▶ [ITEMS]

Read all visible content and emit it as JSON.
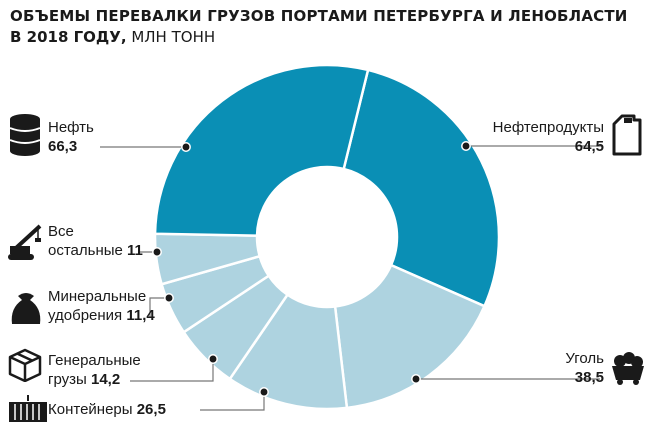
{
  "title_line1": "ОБЪЕМЫ ПЕРЕВАЛКИ ГРУЗОВ ПОРТАМИ ПЕТЕРБУРГА И ЛЕНОБЛАСТИ",
  "title_line2_bold": "В 2018 ГОДУ,",
  "title_line2_unit": " МЛН ТОНН",
  "colors": {
    "dark": "#0a8fb5",
    "light": "#aed3e0",
    "leader": "#777777",
    "icon": "#1a1a1a"
  },
  "chart_data": {
    "type": "pie",
    "variant": "donut",
    "unit": "млн тонн",
    "slices": [
      {
        "label": "Нефтепродукты",
        "value": 64.5,
        "display": "64,5",
        "color": "dark",
        "icon": "canister-icon"
      },
      {
        "label": "Уголь",
        "value": 38.5,
        "display": "38,5",
        "color": "light",
        "icon": "coal-cart-icon"
      },
      {
        "label": "Контейнеры",
        "value": 26.5,
        "display": "26,5",
        "color": "light",
        "icon": "container-icon"
      },
      {
        "label": "Генеральные грузы",
        "value": 14.2,
        "display": "14,2",
        "color": "light",
        "icon": "box-icon"
      },
      {
        "label": "Минеральные удобрения",
        "value": 11.4,
        "display": "11,4",
        "color": "light",
        "icon": "fertilizer-sack-icon"
      },
      {
        "label": "Все остальные",
        "value": 11,
        "display": "11",
        "color": "light",
        "icon": "crane-icon"
      },
      {
        "label": "Нефть",
        "value": 66.3,
        "display": "66,3",
        "color": "dark",
        "icon": "oil-barrel-icon"
      }
    ]
  },
  "labels": {
    "oil": {
      "name": "Нефть",
      "value": "66,3"
    },
    "petroleum": {
      "name": "Нефтепродукты",
      "value": "64,5"
    },
    "other": {
      "line1": "Все",
      "line2": "остальные",
      "value": "11"
    },
    "fertilizer": {
      "line1": "Минеральные",
      "line2": "удобрения",
      "value": "11,4"
    },
    "general": {
      "line1": "Генеральные",
      "line2": "грузы",
      "value": "14,2"
    },
    "containers": {
      "name": "Контейнеры",
      "value": "26,5"
    },
    "coal": {
      "name": "Уголь",
      "value": "38,5"
    }
  }
}
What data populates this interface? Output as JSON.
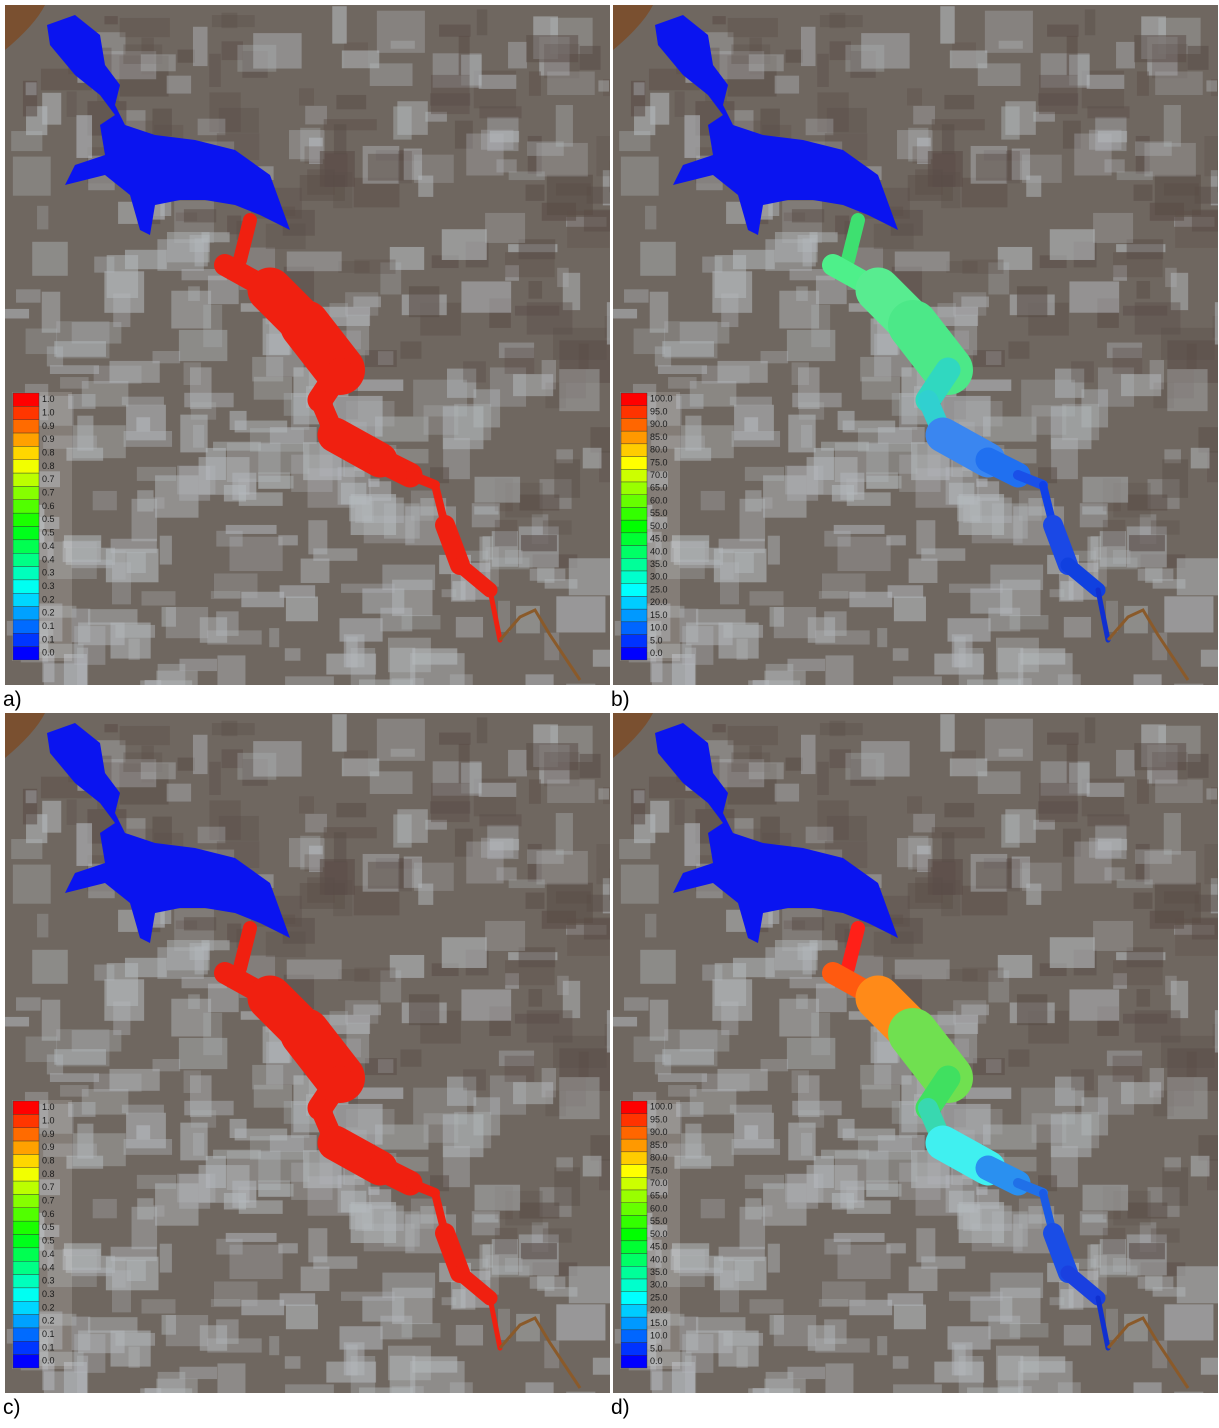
{
  "panels": [
    {
      "label": "a)",
      "legend": [
        "1.0",
        "1.0",
        "0.9",
        "0.9",
        "0.8",
        "0.8",
        "0.7",
        "0.7",
        "0.6",
        "0.5",
        "0.5",
        "0.4",
        "0.4",
        "0.3",
        "0.3",
        "0.2",
        "0.2",
        "0.1",
        "0.1",
        "0.0"
      ]
    },
    {
      "label": "b)",
      "legend": [
        "100.0",
        "95.0",
        "90.0",
        "85.0",
        "80.0",
        "75.0",
        "70.0",
        "65.0",
        "60.0",
        "55.0",
        "50.0",
        "45.0",
        "40.0",
        "35.0",
        "30.0",
        "25.0",
        "20.0",
        "15.0",
        "10.0",
        "5.0",
        "0.0"
      ]
    },
    {
      "label": "c)",
      "legend": [
        "1.0",
        "1.0",
        "0.9",
        "0.9",
        "0.8",
        "0.8",
        "0.7",
        "0.7",
        "0.6",
        "0.5",
        "0.5",
        "0.4",
        "0.4",
        "0.3",
        "0.3",
        "0.2",
        "0.2",
        "0.1",
        "0.1",
        "0.0"
      ]
    },
    {
      "label": "d)",
      "legend": [
        "100.0",
        "95.0",
        "90.0",
        "85.0",
        "80.0",
        "75.0",
        "70.0",
        "65.0",
        "60.0",
        "55.0",
        "50.0",
        "45.0",
        "40.0",
        "35.0",
        "30.0",
        "25.0",
        "20.0",
        "15.0",
        "10.0",
        "5.0",
        "0.0"
      ]
    }
  ]
}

▶ [TO BE DONE]
Without the pictures, write out all of the material exactly.

▶ [TASK OUTPUT]
Read all visible content and emit it as JSON.
{
  "title_line1": "ОБЪЕМЫ ПЕРЕВАЛКИ ГРУЗОВ ПОРТАМИ ПЕТЕРБУРГА И ЛЕНОБЛАСТИ",
  "title_line2_bold": "В 2018 ГОДУ,",
  "title_line2_unit": " МЛН ТОНН",
  "colors": {
    "dark": "#0a8fb5",
    "light": "#aed3e0",
    "leader": "#777777",
    "icon": "#1a1a1a"
  },
  "chart_data": {
    "type": "pie",
    "variant": "donut",
    "unit": "млн тонн",
    "slices": [
      {
        "label": "Нефтепродукты",
        "value": 64.5,
        "display": "64,5",
        "color": "dark",
        "icon": "canister-icon"
      },
      {
        "label": "Уголь",
        "value": 38.5,
        "display": "38,5",
        "color": "light",
        "icon": "coal-cart-icon"
      },
      {
        "label": "Контейнеры",
        "value": 26.5,
        "display": "26,5",
        "color": "light",
        "icon": "container-icon"
      },
      {
        "label": "Генеральные грузы",
        "value": 14.2,
        "display": "14,2",
        "color": "light",
        "icon": "box-icon"
      },
      {
        "label": "Минеральные удобрения",
        "value": 11.4,
        "display": "11,4",
        "color": "light",
        "icon": "fertilizer-sack-icon"
      },
      {
        "label": "Все остальные",
        "value": 11,
        "display": "11",
        "color": "light",
        "icon": "crane-icon"
      },
      {
        "label": "Нефть",
        "value": 66.3,
        "display": "66,3",
        "color": "dark",
        "icon": "oil-barrel-icon"
      }
    ]
  },
  "labels": {
    "oil": {
      "name": "Нефть",
      "value": "66,3"
    },
    "petroleum": {
      "name": "Нефтепродукты",
      "value": "64,5"
    },
    "other": {
      "line1": "Все",
      "line2": "остальные",
      "value": "11"
    },
    "fertilizer": {
      "line1": "Минеральные",
      "line2": "удобрения",
      "value": "11,4"
    },
    "general": {
      "line1": "Генеральные",
      "line2": "грузы",
      "value": "14,2"
    },
    "containers": {
      "name": "Контейнеры",
      "value": "26,5"
    },
    "coal": {
      "name": "Уголь",
      "value": "38,5"
    }
  }
}
What data populates this interface? Output as JSON.
{
  "panels": [
    {
      "label": "a)",
      "legend": [
        "1.0",
        "1.0",
        "0.9",
        "0.9",
        "0.8",
        "0.8",
        "0.7",
        "0.7",
        "0.6",
        "0.5",
        "0.5",
        "0.4",
        "0.4",
        "0.3",
        "0.3",
        "0.2",
        "0.2",
        "0.1",
        "0.1",
        "0.0"
      ]
    },
    {
      "label": "b)",
      "legend": [
        "100.0",
        "95.0",
        "90.0",
        "85.0",
        "80.0",
        "75.0",
        "70.0",
        "65.0",
        "60.0",
        "55.0",
        "50.0",
        "45.0",
        "40.0",
        "35.0",
        "30.0",
        "25.0",
        "20.0",
        "15.0",
        "10.0",
        "5.0",
        "0.0"
      ]
    },
    {
      "label": "c)",
      "legend": [
        "1.0",
        "1.0",
        "0.9",
        "0.9",
        "0.8",
        "0.8",
        "0.7",
        "0.7",
        "0.6",
        "0.5",
        "0.5",
        "0.4",
        "0.4",
        "0.3",
        "0.3",
        "0.2",
        "0.2",
        "0.1",
        "0.1",
        "0.0"
      ]
    },
    {
      "label": "d)",
      "legend": [
        "100.0",
        "95.0",
        "90.0",
        "85.0",
        "80.0",
        "75.0",
        "70.0",
        "65.0",
        "60.0",
        "55.0",
        "50.0",
        "45.0",
        "40.0",
        "35.0",
        "30.0",
        "25.0",
        "20.0",
        "15.0",
        "10.0",
        "5.0",
        "0.0"
      ]
    }
  ]
}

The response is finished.